WHAT NEEDS TO BE DONE | Transcribe the entries that follow, word for word.

MATERIALS PROVIDED |
***

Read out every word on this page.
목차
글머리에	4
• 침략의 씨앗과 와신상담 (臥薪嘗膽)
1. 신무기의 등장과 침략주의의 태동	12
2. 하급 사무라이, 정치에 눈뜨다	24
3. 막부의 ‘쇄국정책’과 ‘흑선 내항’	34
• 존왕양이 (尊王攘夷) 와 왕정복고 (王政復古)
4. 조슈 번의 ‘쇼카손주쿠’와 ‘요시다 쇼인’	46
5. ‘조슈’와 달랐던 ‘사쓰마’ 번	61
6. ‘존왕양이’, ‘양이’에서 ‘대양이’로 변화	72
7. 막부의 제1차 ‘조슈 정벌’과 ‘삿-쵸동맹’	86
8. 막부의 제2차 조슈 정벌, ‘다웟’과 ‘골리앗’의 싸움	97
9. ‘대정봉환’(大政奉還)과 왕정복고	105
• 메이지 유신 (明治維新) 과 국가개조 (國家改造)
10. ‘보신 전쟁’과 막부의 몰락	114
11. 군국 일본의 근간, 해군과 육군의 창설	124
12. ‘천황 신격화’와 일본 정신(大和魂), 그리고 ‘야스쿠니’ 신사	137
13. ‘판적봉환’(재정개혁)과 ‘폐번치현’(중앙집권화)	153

***

ANSWER BELOW |
Read out every word on this page.
목차
글머리에	4
• 침략의 씨앗과 와신상담 (臥薪嘗膽)
1. 신무기의 등장과 침략주의의 태동	12
2. 하급 사무라이, 정치에 눈뜨다	24
3. 막부의 ‘쇄국정책’과 ‘흑선 내항’	34
• 존왕양이 (尊王攘夷) 와 왕정복고 (王政復古)
4. 조슈 번의 ‘쇼카손주쿠’와 ‘요시다 쇼인’	46
5. ‘조슈’와 달랐던 ‘사쓰마’ 번	61
6. ‘존왕양이’, ‘양이’에서 ‘대양이’로 변화	72
7. 막부의 제1차 ‘조슈 정벌’과 ‘삿-쵸동맹’	86
8. 막부의 제2차 조슈 정벌, ‘다웟’과 ‘골리앗’의 싸움	97
9. ‘대정봉환’(大政奉還)과 왕정복고	105
• 메이지 유신 (明治維新) 과 국가개조 (國家改造)
10. ‘보신 전쟁’과 막부의 몰락	114
11. 군국 일본의 근간, 해군과 육군의 창설	124
12. ‘천황 신격화’와 일본 정신(大和魂), 그리고 ‘야스쿠니’ 신사	137
13. ‘판적봉환’(재정개혁)과 ‘폐번치현’(중앙집권화)	153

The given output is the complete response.